Work to be completed. Determine how many lines hold "านกวางงอย" and give only that number.

A run of records:

════════

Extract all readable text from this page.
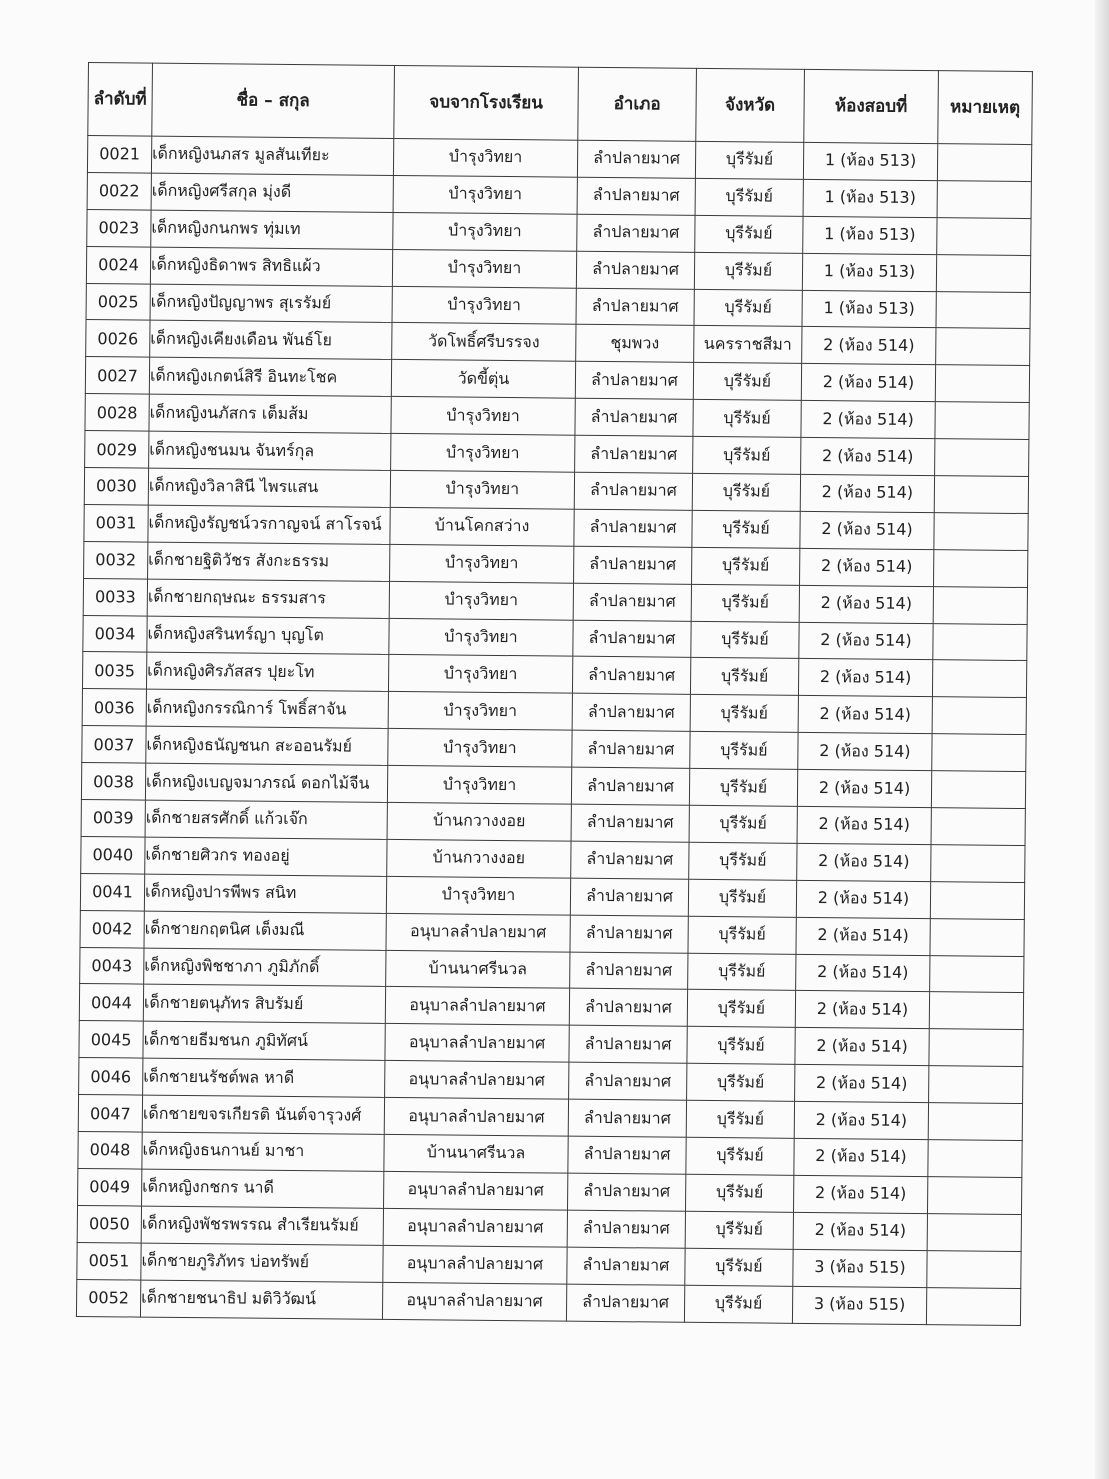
ลำดับที่	ชื่อ – สกุล	จบจากโรงเรียน	อำเภอ	จังหวัด	ห้องสอบที่	หมายเหตุ
0021	เด็กหญิงนภสร มูลสันเทียะ	บำรุงวิทยา	ลำปลายมาศ	บุรีรัมย์	1 (ห้อง 513)	
0022	เด็กหญิงศรีสกุล มุ่งดี	บำรุงวิทยา	ลำปลายมาศ	บุรีรัมย์	1 (ห้อง 513)	
0023	เด็กหญิงกนกพร ทุ่มเท	บำรุงวิทยา	ลำปลายมาศ	บุรีรัมย์	1 (ห้อง 513)	
0024	เด็กหญิงธิดาพร สิทธิแผ้ว	บำรุงวิทยา	ลำปลายมาศ	บุรีรัมย์	1 (ห้อง 513)	
0025	เด็กหญิงปัญญาพร สุเรรัมย์	บำรุงวิทยา	ลำปลายมาศ	บุรีรัมย์	1 (ห้อง 513)	
0026	เด็กหญิงเคียงเดือน พันธ์โย	วัดโพธิ์ศรีบรรจง	ชุมพวง	นครราชสีมา	2 (ห้อง 514)	
0027	เด็กหญิงเกตน์สิรี อินทะโชค	วัดขี้ตุ่น	ลำปลายมาศ	บุรีรัมย์	2 (ห้อง 514)	
0028	เด็กหญิงนภัสกร เต็มส้ม	บำรุงวิทยา	ลำปลายมาศ	บุรีรัมย์	2 (ห้อง 514)	
0029	เด็กหญิงชนมน จันทร์กุล	บำรุงวิทยา	ลำปลายมาศ	บุรีรัมย์	2 (ห้อง 514)	
0030	เด็กหญิงวิลาสินี ไพรแสน	บำรุงวิทยา	ลำปลายมาศ	บุรีรัมย์	2 (ห้อง 514)	
0031	เด็กหญิงรัญชน์วรกาญจน์ สาโรจน์	บ้านโคกสว่าง	ลำปลายมาศ	บุรีรัมย์	2 (ห้อง 514)	
0032	เด็กชายฐิติวัชร สังกะธรรม	บำรุงวิทยา	ลำปลายมาศ	บุรีรัมย์	2 (ห้อง 514)	
0033	เด็กชายกฤษณะ ธรรมสาร	บำรุงวิทยา	ลำปลายมาศ	บุรีรัมย์	2 (ห้อง 514)	
0034	เด็กหญิงสรินทร์ญา บุญโต	บำรุงวิทยา	ลำปลายมาศ	บุรีรัมย์	2 (ห้อง 514)	
0035	เด็กหญิงศิรภัสสร ปุยะโท	บำรุงวิทยา	ลำปลายมาศ	บุรีรัมย์	2 (ห้อง 514)	
0036	เด็กหญิงกรรณิการ์ โพธิ์สาจัน	บำรุงวิทยา	ลำปลายมาศ	บุรีรัมย์	2 (ห้อง 514)	
0037	เด็กหญิงธนัญชนก สะออนรัมย์	บำรุงวิทยา	ลำปลายมาศ	บุรีรัมย์	2 (ห้อง 514)	
0038	เด็กหญิงเบญจมาภรณ์ ดอกไม้จีน	บำรุงวิทยา	ลำปลายมาศ	บุรีรัมย์	2 (ห้อง 514)	
0039	เด็กชายสรศักดิ์ แก้วเจ๊ก	บ้านกวางงอย	ลำปลายมาศ	บุรีรัมย์	2 (ห้อง 514)	
0040	เด็กชายศิวกร ทองอยู่	บ้านกวางงอย	ลำปลายมาศ	บุรีรัมย์	2 (ห้อง 514)	
0041	เด็กหญิงปารพีพร สนิท	บำรุงวิทยา	ลำปลายมาศ	บุรีรัมย์	2 (ห้อง 514)	
0042	เด็กชายกฤตนิศ เต็งมณี	อนุบาลลำปลายมาศ	ลำปลายมาศ	บุรีรัมย์	2 (ห้อง 514)	
0043	เด็กหญิงพิชชาภา ภูมิภักดิ์	บ้านนาศรีนวล	ลำปลายมาศ	บุรีรัมย์	2 (ห้อง 514)	
0044	เด็กชายตนุภัทร สิบรัมย์	อนุบาลลำปลายมาศ	ลำปลายมาศ	บุรีรัมย์	2 (ห้อง 514)	
0045	เด็กชายธีมชนก ภูมิทัศน์	อนุบาลลำปลายมาศ	ลำปลายมาศ	บุรีรัมย์	2 (ห้อง 514)	
0046	เด็กชายนรัชต์พล หาดี	อนุบาลลำปลายมาศ	ลำปลายมาศ	บุรีรัมย์	2 (ห้อง 514)	
0047	เด็กชายขจรเกียรติ นันต์จารุวงศ์	อนุบาลลำปลายมาศ	ลำปลายมาศ	บุรีรัมย์	2 (ห้อง 514)	
0048	เด็กหญิงธนกานย์ มาชา	บ้านนาศรีนวล	ลำปลายมาศ	บุรีรัมย์	2 (ห้อง 514)	
0049	เด็กหญิงกชกร นาดี	อนุบาลลำปลายมาศ	ลำปลายมาศ	บุรีรัมย์	2 (ห้อง 514)	
0050	เด็กหญิงพัชรพรรณ สำเรียนรัมย์	อนุบาลลำปลายมาศ	ลำปลายมาศ	บุรีรัมย์	2 (ห้อง 514)	
0051	เด็กชายภูริภัทร บ่อทรัพย์	อนุบาลลำปลายมาศ	ลำปลายมาศ	บุรีรัมย์	3 (ห้อง 515)	
0052	เด็กชายชนาธิป มติวิวัฒน์	อนุบาลลำปลายมาศ	ลำปลายมาศ	บุรีรัมย์	3 (ห้อง 515)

════════

Answer to this problem. 2